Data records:
----

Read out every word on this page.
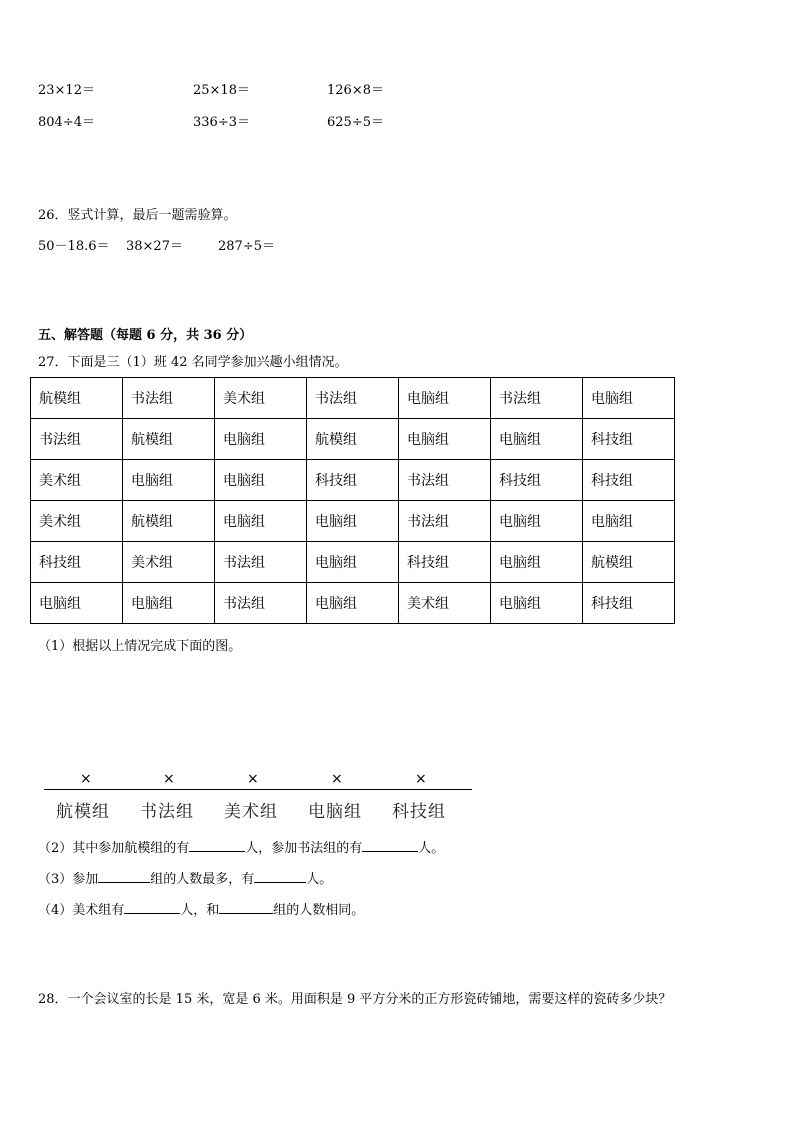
23×12＝	25×18＝	126×8＝
804÷4＝	336÷3＝	625÷5＝
26．竖式计算，最后一题需验算。
50－18.6＝ 38×27＝	287÷5＝
五、解答题（每题 6 分，共 36 分）
27．下面是三（1）班 42 名同学参加兴趣小组情况。
航模组	书法组	美术组	书法组	电脑组	书法组	电脑组
书法组	航模组	电脑组	航模组	电脑组	电脑组	科技组
美术组	电脑组	电脑组	科技组	书法组	科技组	科技组
美术组	航模组	电脑组	电脑组	书法组	电脑组	电脑组
科技组	美术组	书法组	电脑组	科技组	电脑组	航模组
电脑组	电脑组	书法组	电脑组	美术组	电脑组	科技组
（1）根据以上情况完成下面的图。
×	×	×	×	×
航模组 书法组 美术组 电脑组 科技组
（2）其中参加航模组的有	人，参加书法组的有	人。
（3）参加	组的人数最多，有	人。
（4）美术组有	人，和	组的人数相同。
28．一个会议室的长是 15 米，宽是 6 米。用面积是 9 平方分米的正方形瓷砖铺地，需要这样的瓷砖多少块？
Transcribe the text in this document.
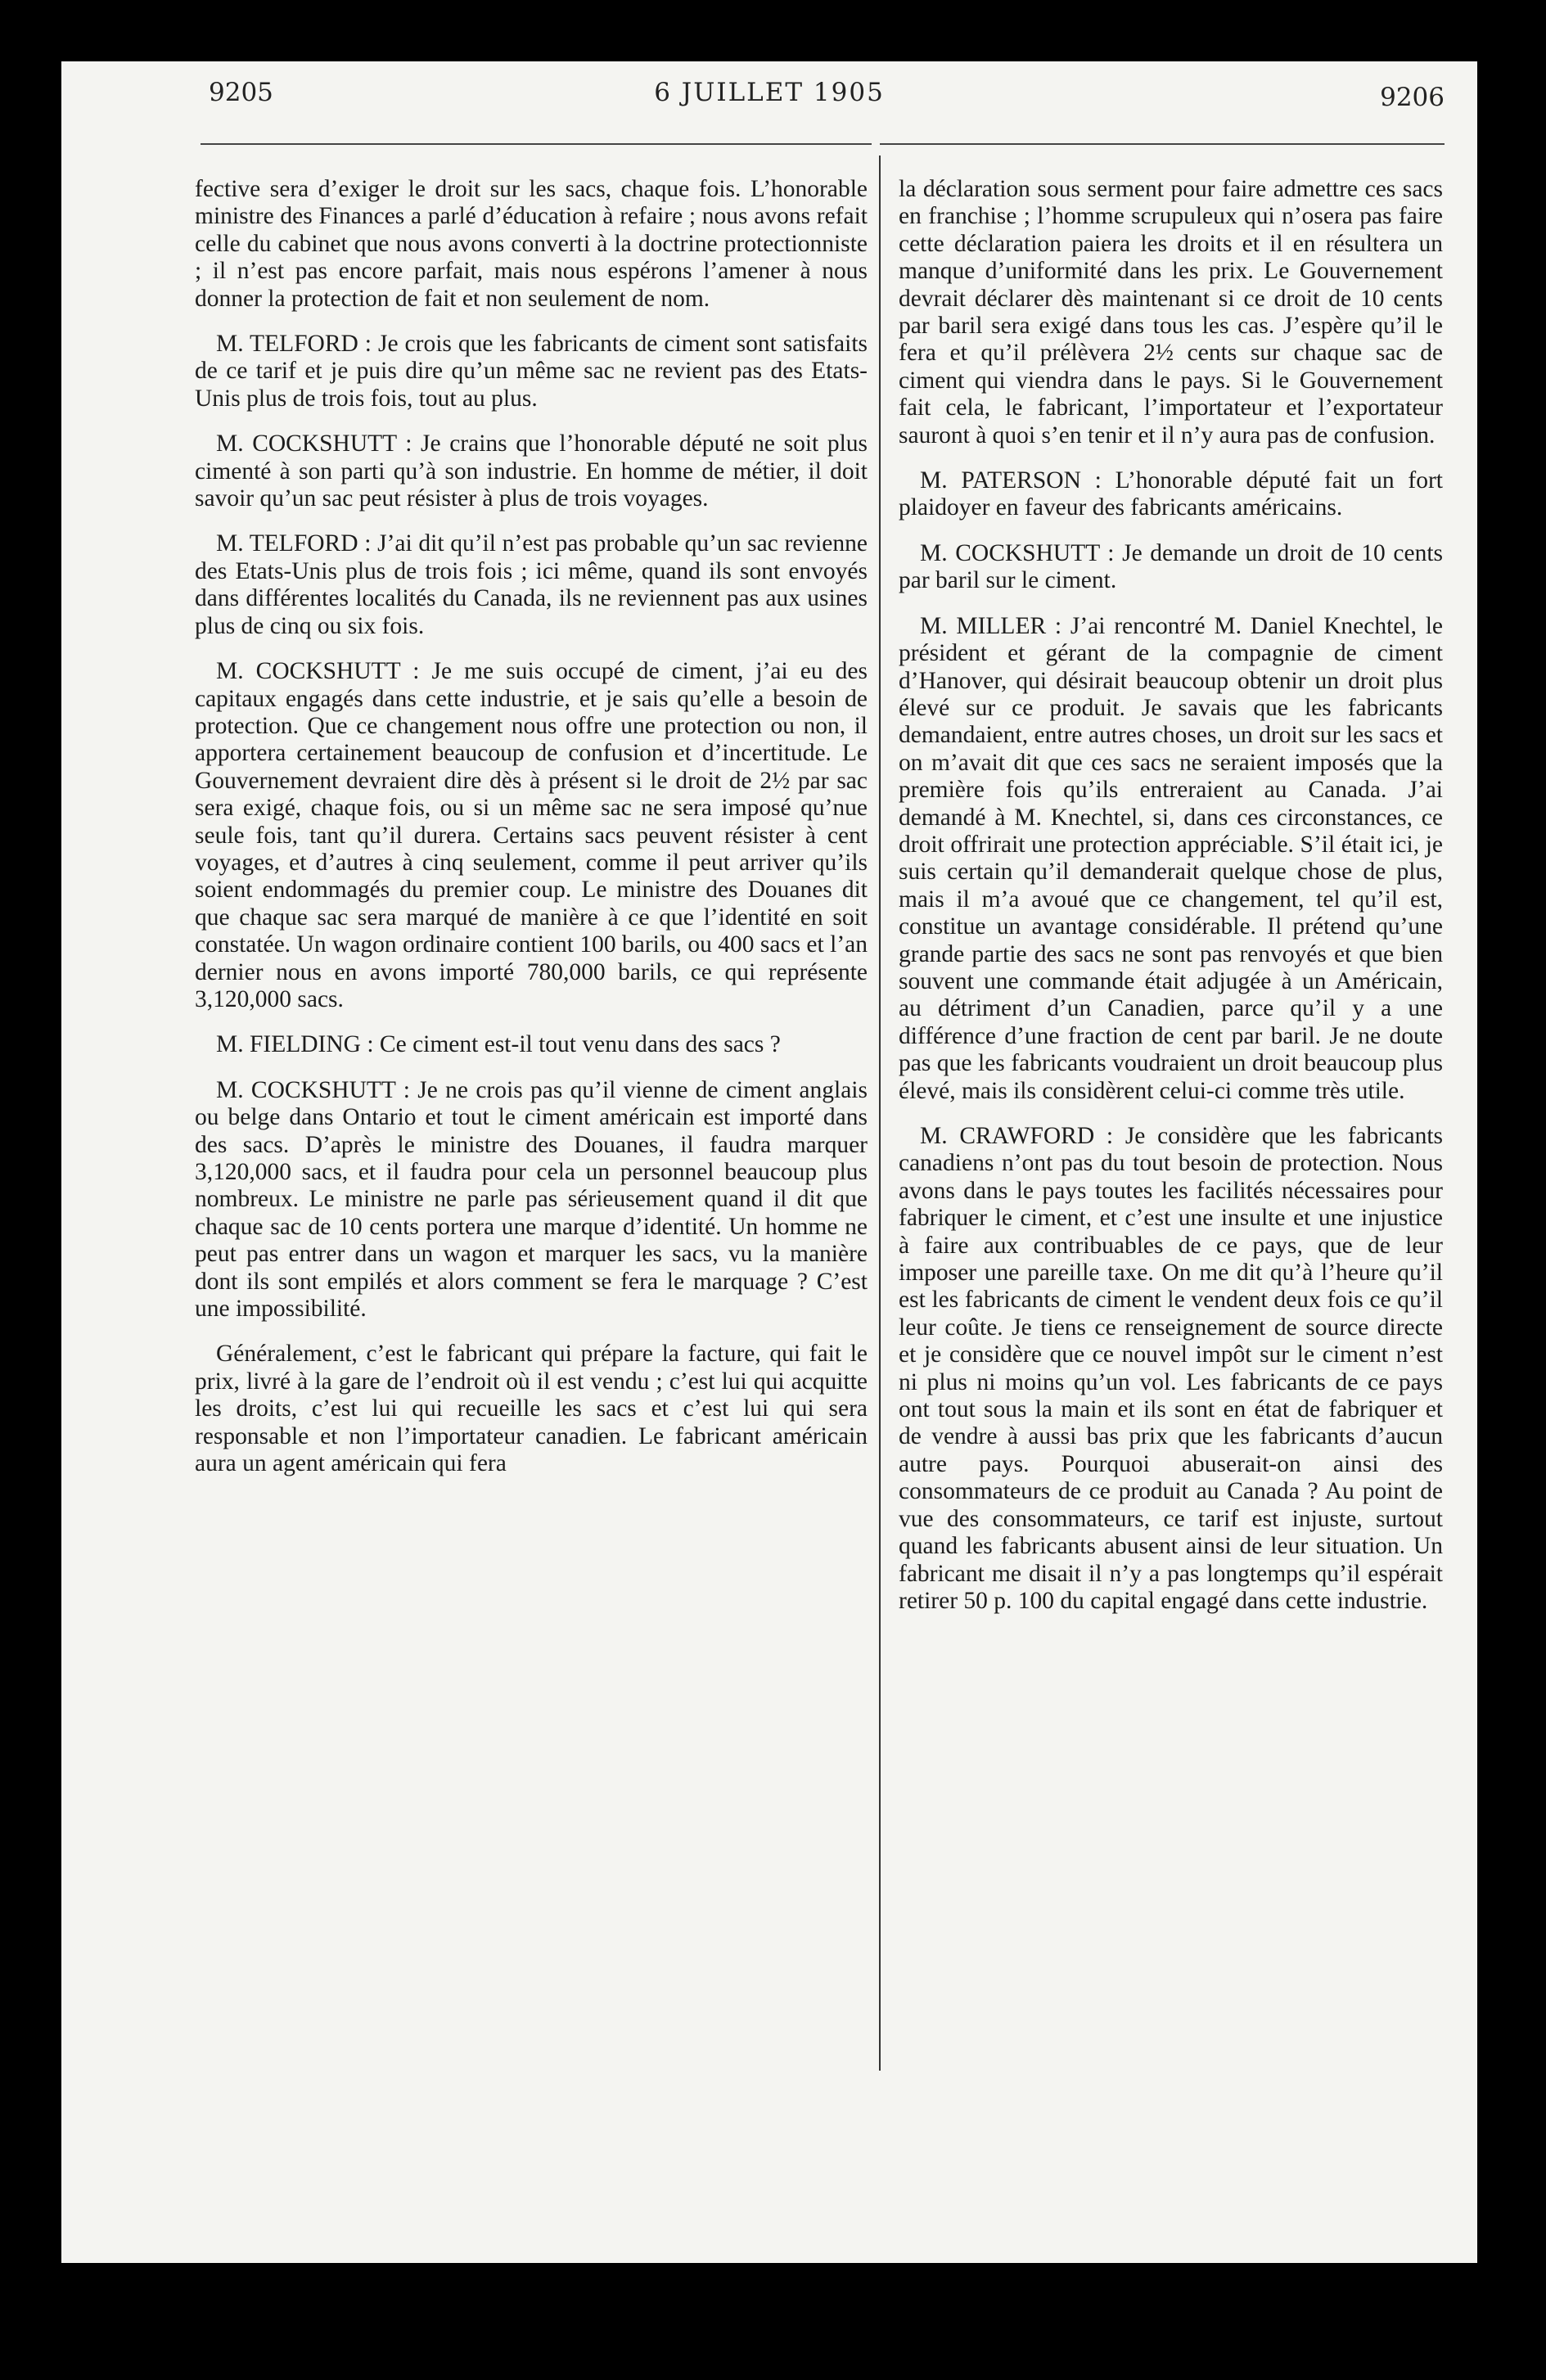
9205	6 JUILLET 1905	9206

fective sera d’exiger le droit sur les sacs, chaque fois. L’honorable ministre des Finances a parlé d’éducation à refaire ; nous avons refait celle du cabinet que nous avons converti à la doctrine protectionniste ; il n’est pas encore parfait, mais nous espérons l’amener à nous donner la protection de fait et non seulement de nom.

M. TELFORD : Je crois que les fabricants de ciment sont satisfaits de ce tarif et je puis dire qu’un même sac ne revient pas des Etats-Unis plus de trois fois, tout au plus.

M. COCKSHUTT : Je crains que l’honorable député ne soit plus cimenté à son parti qu’à son industrie. En homme de métier, il doit savoir qu’un sac peut résister à plus de trois voyages.

M. TELFORD : J’ai dit qu’il n’est pas probable qu’un sac revienne des Etats-Unis plus de trois fois ; ici même, quand ils sont envoyés dans différentes localités du Canada, ils ne reviennent pas aux usines plus de cinq ou six fois.

M. COCKSHUTT : Je me suis occupé de ciment, j’ai eu des capitaux engagés dans cette industrie, et je sais qu’elle a besoin de protection. Que ce changement nous offre une protection ou non, il apportera certainement beaucoup de confusion et d’incertitude. Le Gouvernement devraient dire dès à présent si le droit de 2½ par sac sera exigé, chaque fois, ou si un même sac ne sera imposé qu’nue seule fois, tant qu’il durera. Certains sacs peuvent résister à cent voyages, et d’autres à cinq seulement, comme il peut arriver qu’ils soient endommagés du premier coup. Le ministre des Douanes dit que chaque sac sera marqué de manière à ce que l’identité en soit constatée. Un wagon ordinaire contient 100 barils, ou 400 sacs et l’an dernier nous en avons importé 780,000 barils, ce qui représente 3,120,000 sacs.

M. FIELDING : Ce ciment est-il tout venu dans des sacs ?

M. COCKSHUTT : Je ne crois pas qu’il vienne de ciment anglais ou belge dans Ontario et tout le ciment américain est importé dans des sacs. D’après le ministre des Douanes, il faudra marquer 3,120,000 sacs, et il faudra pour cela un personnel beaucoup plus nombreux. Le ministre ne parle pas sérieusement quand il dit que chaque sac de 10 cents portera une marque d’identité. Un homme ne peut pas entrer dans un wagon et marquer les sacs, vu la manière dont ils sont empilés et alors comment se fera le marquage ? C’est une impossibilité.

Généralement, c’est le fabricant qui prépare la facture, qui fait le prix, livré à la gare de l’endroit où il est vendu ; c’est lui qui acquitte les droits, c’est lui qui recueille les sacs et c’est lui qui sera responsable et non l’importateur canadien. Le fabricant américain aura un agent américain qui fera

la déclaration sous serment pour faire admettre ces sacs en franchise ; l’homme scrupuleux qui n’osera pas faire cette déclaration paiera les droits et il en résultera un manque d’uniformité dans les prix. Le Gouvernement devrait déclarer dès maintenant si ce droit de 10 cents par baril sera exigé dans tous les cas. J’espère qu’il le fera et qu’il prélèvera 2½ cents sur chaque sac de ciment qui viendra dans le pays. Si le Gouvernement fait cela, le fabricant, l’importateur et l’exportateur sauront à quoi s’en tenir et il n’y aura pas de confusion.

M. PATERSON : L’honorable député fait un fort plaidoyer en faveur des fabricants américains.

M. COCKSHUTT : Je demande un droit de 10 cents par baril sur le ciment.

M. MILLER : J’ai rencontré M. Daniel Knechtel, le président et gérant de la compagnie de ciment d’Hanover, qui désirait beaucoup obtenir un droit plus élevé sur ce produit. Je savais que les fabricants demandaient, entre autres choses, un droit sur les sacs et on m’avait dit que ces sacs ne seraient imposés que la première fois qu’ils entreraient au Canada. J’ai demandé à M. Knechtel, si, dans ces circonstances, ce droit offrirait une protection appréciable. S’il était ici, je suis certain qu’il demanderait quelque chose de plus, mais il m’a avoué que ce changement, tel qu’il est, constitue un avantage considérable. Il prétend qu’une grande partie des sacs ne sont pas renvoyés et que bien souvent une commande était adjugée à un Américain, au détriment d’un Canadien, parce qu’il y a une différence d’une fraction de cent par baril. Je ne doute pas que les fabricants voudraient un droit beaucoup plus élevé, mais ils considèrent celui-ci comme très utile.

M. CRAWFORD : Je considère que les fabricants canadiens n’ont pas du tout besoin de protection. Nous avons dans le pays toutes les facilités nécessaires pour fabriquer le ciment, et c’est une insulte et une injustice à faire aux contribuables de ce pays, que de leur imposer une pareille taxe. On me dit qu’à l’heure qu’il est les fabricants de ciment le vendent deux fois ce qu’il leur coûte. Je tiens ce renseignement de source directe et je considère que ce nouvel impôt sur le ciment n’est ni plus ni moins qu’un vol. Les fabricants de ce pays ont tout sous la main et ils sont en état de fabriquer et de vendre à aussi bas prix que les fabricants d’aucun autre pays. Pourquoi abuserait-on ainsi des consommateurs de ce produit au Canada ? Au point de vue des consommateurs, ce tarif est injuste, surtout quand les fabricants abusent ainsi de leur situation. Un fabricant me disait il n’y a pas longtemps qu’il espérait retirer 50 p. 100 du capital engagé dans cette industrie.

----

Goal
Going through the entries above, report how many lines include the string "TELFORD". The number alone is the answer.

Task solution
2